Она и определила раннюю полосу моего писания. Впрочем, может быть, составной частью прошла и через все.
Первая моя книжка вышла в 1906 г. в Петербурге. Вся она, как из зерна, выросла из этой «Ночи», хотя самую «Ночь» я забраковал – казалась она мне слишком слабо написанной.
Теперь, издали, так могу определить раннее свое писание: чисто поэтическая стихия, избравшая формой не стихи, а прозу. (Поэтому и проза проникнута духом музыки. В то время меня нередко называли в печати «поэтом прозы».) Это основное, «природное», свое. Оно оправлено влияниями литературными – вырастаешь в известном воздухе. Воздух тогдашний наш был – появление символизма в России (собственного) и усиление влияния западного символизма – преимущественно французского. Очень ценили у нас Бодлэра, Верлэна, Метерлинка, Верхарна. Мне лично нравился тогда Роденбах. В северных литературах – Ибсен, Гамсун. Среди же своих – Бальмонт, Брюсов были на первом плане, Федор Сологуб, Леонид Андреев.
Не могу сказать, чтоб какой-нибудь отдельный писатель – русский или иностранный – наложил печать на мою молодость литературную, но вот атмосфера известная была и, наверно, действовала. Для внутреннего же моего мира, его роста, Владимир Соловьев был очень, очень важен. Тут не литература, а приоткрытие нового в философии и религии. Соловьевым зачитывался я в русской деревне, в имении моего отца, короткими летними ночами. И случалось, косари на утренней заре шли на покос, а я тушил лампу над «Чтениями о Богочеловечестве». Соловьев первый пробивал пантеистическое одеяние моей юности и давал толчок к вере.
Все это, вместе взятое, – и литература, и философия – возбуждало и толкало. Замечательным вдохновителем, несколько позже, оказалась также Италия. С ней впервые я встретился в 1904 г. – а потом не раз жил там – и на всю жизнь вошла она в меня: природой, искусством, обликом народа, голубым своим ликом. Я ее принял как чистое откровение красоты. Тогда же полюбил двух спутников моих навсегда – Данте и Флобера.

● **ДАННЫЕ**
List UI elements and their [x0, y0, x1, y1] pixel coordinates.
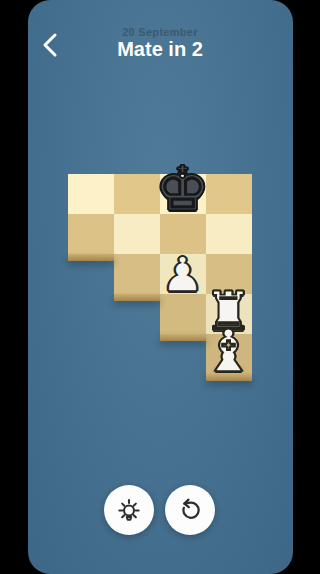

● **ЗАДАНИЯ**
a - Перепечатайте фрагмент текста о раннем творчестве, начиная со слов «Все это, вместе» и заканчивая словами «Данте и Флобера.».
b - Назовите всех писателей, которых текст о раннем творчестве перечисляет «среди своих».

● **ОЖИДАЕМЫЕ ОТВЕТЫ**
a -
Все это, вместе взятое, – и литература, и философия – возбуждало и толкало. Замечательным вдохновителем, несколько позже, оказалась также Италия. С ней впервые я встретился в 1904 г. – а потом не раз жил там – и на всю жизнь вошла она в меня: природой, искусством, обликом народа, голубым своим ликом. Я ее принял как чистое откровение красоты. Тогда же полюбил двух спутников моих навсегда – Данте и Флобера.

b - Бальмонт, Брюсов, Федор Сологуб, Леонид Андреев.